■ **OBJECTIVE**: Reproduce only the lines starting at "panel-1-series-4 — [186, 21, 544, 392]" and ending at "panel-4-xtick-label: 5 —", changing every "panel-4" to "panel-5" and leaving all else intact.
········
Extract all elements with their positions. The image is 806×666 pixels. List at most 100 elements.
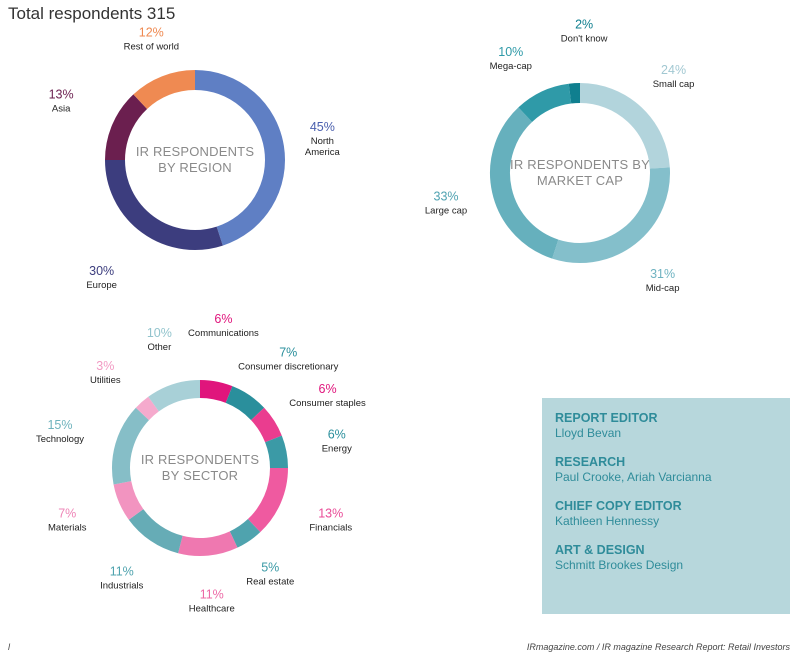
page-number: l [8,642,10,652]
slice-percent: 13% [49,87,74,101]
donut-slice-communications [199,380,233,404]
slice-percent: 3% [96,359,114,373]
slice-category: Communications [188,328,259,339]
donut-slice-energy [264,435,288,469]
chart-title: IR RESPONDENTS BY SECTOR [141,452,260,483]
slice-percent: 24% [661,63,686,77]
page-title: Total respondents 315 [8,4,176,23]
slice-category: Asia [52,103,71,114]
slice-category: North [311,136,334,147]
donut-slice-north-america [194,70,285,246]
slice-label-mid-cap: 31% Mid-cap [646,267,680,294]
donut-slice-europe [105,159,223,250]
donut-slice-other [148,380,201,412]
credit-role: CHIEF COPY EDITOR [555,499,682,513]
donut-slice-don-t-know [568,83,581,104]
donut-slice-financials [247,467,288,533]
slice-label-mega-cap: 10% Mega-cap [490,45,532,72]
slice-label-utilities: 3% Utilities [90,359,121,386]
donut-slice-mid-cap [552,167,670,263]
donut-slice-consumer-discretionary [225,386,265,421]
slice-category: Small cap [653,79,695,90]
slice-category: Europe [86,280,117,291]
slice-category: Mega-cap [490,61,532,72]
slice-label-materials: 7% Materials [48,507,87,534]
slice-label-technology: 15% Technology [36,418,84,445]
slice-label-large-cap: 33% Large cap [425,189,467,216]
slice-category: Industrials [100,580,144,591]
slice-label-communications: 6% Communications [188,312,259,339]
slice-percent: 6% [319,382,337,396]
slice-percent: 5% [261,560,279,574]
chart-title: IR RESPONDENTS BY REGION [136,144,255,175]
donut-chart-sector: IR RESPONDENTS BY SECTOR 6% Communications 7… [36,312,366,614]
slice-label-industrials: 11% Industrials [100,564,144,591]
slice-label-financials: 13% Financials [309,507,352,534]
donut-slice-healthcare [178,531,238,556]
slice-category: Technology [36,434,84,445]
credit-report-editor: REPORT EDITOR Lloyd Bevan [555,410,777,441]
credit-name: Kathleen Hennessy [555,514,660,528]
chart-title: IR RESPONDENTS BY MARKET CAP [510,157,650,188]
credit-role: REPORT EDITOR [555,411,658,425]
slice-percent: 11% [110,564,134,578]
donut-slice-utilities [135,396,160,421]
slice-percent: 13% [318,507,343,521]
slice-percent: 10% [498,45,523,59]
slice-category: Financials [309,523,352,534]
donut-slice-rest-of-world [133,70,196,110]
slice-percent: 30% [89,264,114,278]
slice-percent: 10% [147,326,172,340]
donut-slice-consumer-staples [250,407,282,443]
slice-category: Materials [48,523,87,534]
slice-label-consumer-discretionary: 7% Consumer discretionary [238,346,339,373]
credit-role: ART & DESIGN [555,543,645,557]
slice-category: Real estate [246,576,294,587]
donut-slice-large-cap [490,107,559,259]
donut-slice-industrials [128,508,183,554]
slice-percent: 15% [47,418,72,432]
slice-category: America [305,147,341,158]
donut-chart-market-cap: IR RESPONDENTS BY MARKET CAP 24% Small cap 3… [425,17,695,294]
slice-percent: 33% [433,189,458,203]
slice-percent: 12% [139,25,164,39]
donut-slice-small-cap [579,83,670,169]
credit-name: Lloyd Bevan [555,426,622,440]
slice-percent: 11% [200,587,224,601]
slice-label-small-cap: 24% Small cap [653,63,695,90]
slice-category: Large cap [425,205,467,216]
slice-percent: 31% [650,267,675,281]
slice-label-europe: 30% Europe [86,264,117,291]
footer-source: IRmagazine.com / IR magazine Research Re… [526,642,790,652]
slice-label-healthcare: 11% Healthcare [189,587,235,614]
credit-role: RESEARCH [555,455,626,469]
donut-slice-materials [113,480,144,520]
slice-percent: 2% [575,17,593,31]
donut-slice-technology [112,407,150,485]
credit-name: Schmitt Brookes Design [555,558,684,572]
slice-category: Don't know [561,33,608,44]
slice-category: Other [147,342,171,353]
donut-slice-real-estate [229,518,261,548]
slice-percent: 6% [328,428,346,442]
slice-percent: 45% [310,120,335,134]
slice-label-don-t-know: 2% Don't know [561,17,608,44]
slice-category: Rest of world [124,41,179,52]
slice-category: Energy [322,444,352,455]
slice-label-rest-of-world: 12% Rest of world [124,25,179,52]
credit-chief-copy-editor: CHIEF COPY EDITOR Kathleen Hennessy [555,498,777,529]
slice-category: Consumer staples [289,398,366,409]
slice-category: Utilities [90,375,121,386]
slice-label-real-estate: 5% Real estate [246,560,294,587]
slice-label-energy: 6% Energy [322,428,352,455]
credit-research: RESEARCH Paul Crooke, Ariah Varcianna [555,454,777,485]
slice-label-asia: 13% Asia [49,87,74,114]
slice-label-consumer-staples: 6% Consumer staples [289,382,366,409]
slice-category: Consumer discretionary [238,362,339,373]
donut-slice-mega-cap [518,83,572,123]
donut-slice-asia [105,94,148,161]
credits-panel: REPORT EDITOR Lloyd Bevan RESEARCH Paul … [542,398,790,614]
slice-percent: 7% [58,507,76,521]
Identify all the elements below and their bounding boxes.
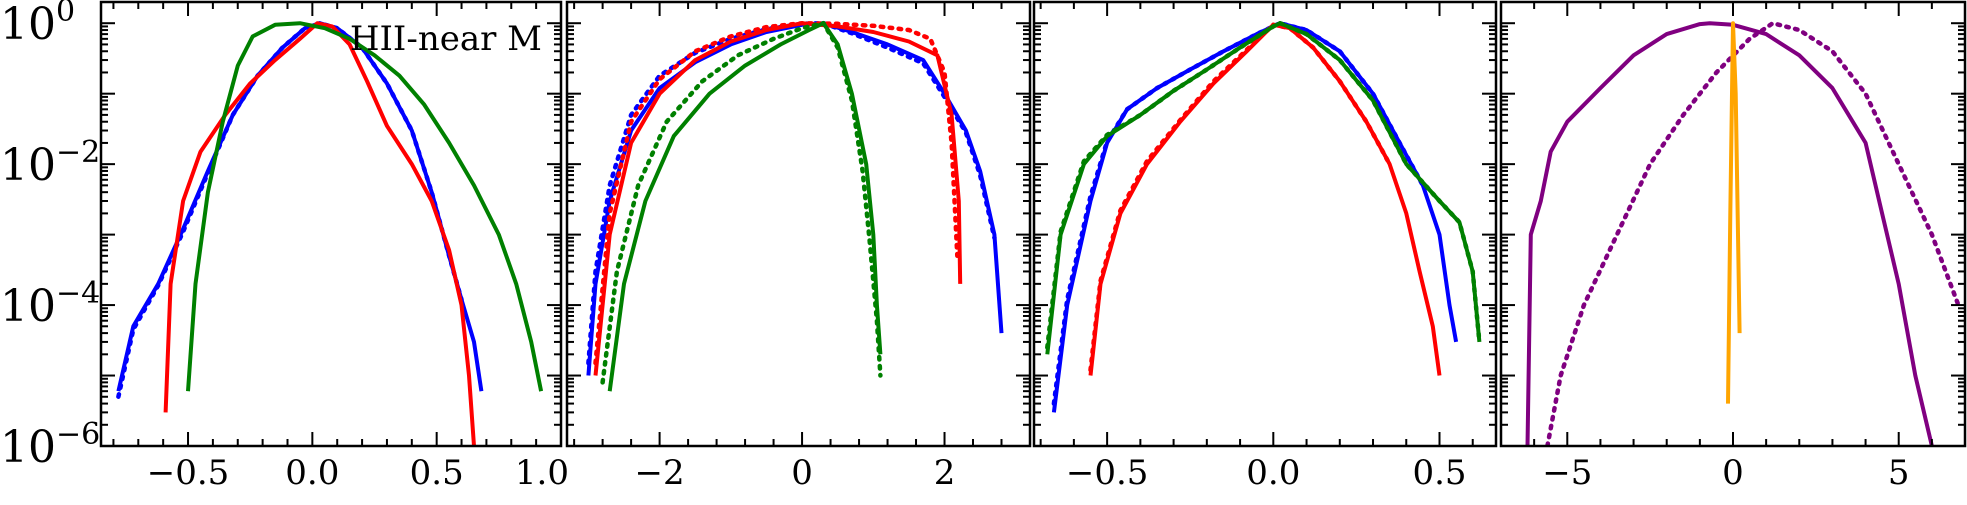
panel-1-series-4 — [186, 21, 544, 392]
panel-4-xtick-label: 0 — [1722, 453, 1744, 493]
panel-3-series-4 — [1088, 22, 1392, 373]
panel-2-curves — [586, 20, 1004, 392]
panel-2-xtick-labels: −2 0 2 — [635, 453, 956, 493]
panel-4-xtick-label: 5 — [1888, 453, 1910, 493]
panel-2-series-1 — [586, 21, 1004, 376]
panel-3: −0.5 0.0 0.5 — [1032, 0, 1498, 493]
panel-3-xtick-label: −0.5 — [1066, 453, 1149, 493]
panel-2-series-5 — [607, 21, 883, 392]
panel-3-ticks — [1034, 1, 1496, 447]
ytick-label: 10−2 — [0, 135, 100, 191]
panel-2-series-4 — [593, 20, 960, 366]
panel-4-series-2 — [1545, 20, 1961, 446]
panel-2: −2 0 2 — [565, 0, 1032, 493]
panel-1-ytick-labels: 100 10−2 10−4 10−6 — [0, 0, 100, 473]
panel-3-curves — [1045, 20, 1482, 413]
panel-1-series-3 — [163, 21, 476, 446]
panel-4: −5 0 5 — [1499, 0, 1967, 493]
panel-1-xtick-label: 0.0 — [285, 453, 339, 493]
panel-4-xtick-label: −5 — [1542, 453, 1592, 493]
panel-4-xtick-labels: −5 0 5 — [1542, 453, 1909, 493]
panel-3-series-6 — [1045, 20, 1482, 350]
panel-3-xtick-label: 0.0 — [1246, 453, 1300, 493]
panel-4-series-1 — [1525, 21, 1934, 446]
panel-3-xtick-labels: −0.5 0.0 0.5 — [1066, 453, 1467, 493]
panel-3-xtick-label: 0.5 — [1412, 453, 1466, 493]
panel-3-series-1 — [1051, 21, 1459, 413]
panel-2-xtick-label: −2 — [635, 453, 685, 493]
panel-1: −0.5 0.0 0.5 1.0 100 10−2 10−4 10−6 HII-near M — [0, 0, 569, 493]
panel-3-series-2 — [1051, 20, 1426, 406]
panel-3-frame — [1032, 0, 1498, 448]
panel-3-series-5 — [1045, 21, 1482, 355]
panel-1-series-1 — [116, 21, 484, 392]
panel-1-curves — [116, 20, 544, 446]
panel-4-curves — [1525, 20, 1961, 446]
ytick-label: 100 — [0, 0, 75, 50]
panel-1-xtick-labels: −0.5 0.0 0.5 1.0 — [147, 453, 569, 493]
panel-1-xtick-label: −0.5 — [147, 453, 230, 493]
panel-1-xtick-label: 1.0 — [515, 453, 569, 493]
ytick-label: 10−4 — [0, 276, 100, 332]
panel-2-series-6 — [600, 20, 883, 385]
ytick-label: 10−6 — [0, 417, 100, 473]
panel-2-series-3 — [593, 21, 963, 376]
panel-1-xtick-label: 0.5 — [410, 453, 464, 493]
panel-2-xtick-label: 2 — [934, 453, 956, 493]
panel-2-xtick-label: 0 — [791, 453, 813, 493]
panel-1-frame — [99, 0, 563, 448]
panel-3-series-3 — [1088, 22, 1442, 376]
panel-1-annotation: HII-near M — [350, 19, 542, 59]
panel-4-series-3 — [1726, 21, 1742, 404]
panel-2-frame — [565, 0, 1032, 448]
panel-1-series-2 — [116, 20, 464, 399]
panel-4-frame — [1499, 0, 1967, 448]
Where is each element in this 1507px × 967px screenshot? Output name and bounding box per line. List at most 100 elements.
········
■ **SOLUTION BELOW**:
panel-1-series-4 — [186, 21, 544, 392]
panel-5-xtick-label: 0 — [1722, 453, 1744, 493]
panel-3-series-4 — [1088, 22, 1392, 373]
panel-2-curves — [586, 20, 1004, 392]
panel-2-xtick-labels: −2 0 2 — [635, 453, 956, 493]
panel-5-xtick-label: 5 — [1888, 453, 1910, 493]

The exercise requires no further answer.